Information shown:

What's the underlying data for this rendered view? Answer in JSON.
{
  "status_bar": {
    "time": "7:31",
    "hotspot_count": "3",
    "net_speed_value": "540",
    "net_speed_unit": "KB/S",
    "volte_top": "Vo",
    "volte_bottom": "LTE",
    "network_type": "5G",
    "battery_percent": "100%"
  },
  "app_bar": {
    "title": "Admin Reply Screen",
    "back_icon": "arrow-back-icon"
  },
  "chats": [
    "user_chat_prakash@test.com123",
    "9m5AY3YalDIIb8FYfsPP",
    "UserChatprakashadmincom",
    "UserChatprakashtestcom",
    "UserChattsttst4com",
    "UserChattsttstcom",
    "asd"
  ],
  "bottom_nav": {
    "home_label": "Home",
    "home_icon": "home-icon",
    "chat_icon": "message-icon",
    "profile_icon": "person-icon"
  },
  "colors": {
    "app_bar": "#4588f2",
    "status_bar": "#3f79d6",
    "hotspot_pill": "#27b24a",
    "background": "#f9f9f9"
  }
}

Set exercise: Reproduce each entry above exactly, keeping every word.

Solution:
What's the underlying data for this rendered view? Answer in JSON.
{
  "status_bar": {
    "time": "7:31",
    "hotspot_count": "3",
    "net_speed_value": "540",
    "net_speed_unit": "KB/S",
    "volte_top": "Vo",
    "volte_bottom": "LTE",
    "network_type": "5G",
    "battery_percent": "100%"
  },
  "app_bar": {
    "title": "Admin Reply Screen",
    "back_icon": "arrow-back-icon"
  },
  "chats": [
    "user_chat_prakash@test.com123",
    "9m5AY3YalDIIb8FYfsPP",
    "UserChatprakashadmincom",
    "UserChatprakashtestcom",
    "UserChattsttst4com",
    "UserChattsttstcom",
    "asd"
  ],
  "bottom_nav": {
    "home_label": "Home",
    "home_icon": "home-icon",
    "chat_icon": "message-icon",
    "profile_icon": "person-icon"
  },
  "colors": {
    "app_bar": "#4588f2",
    "status_bar": "#3f79d6",
    "hotspot_pill": "#27b24a",
    "background": "#f9f9f9"
  }
}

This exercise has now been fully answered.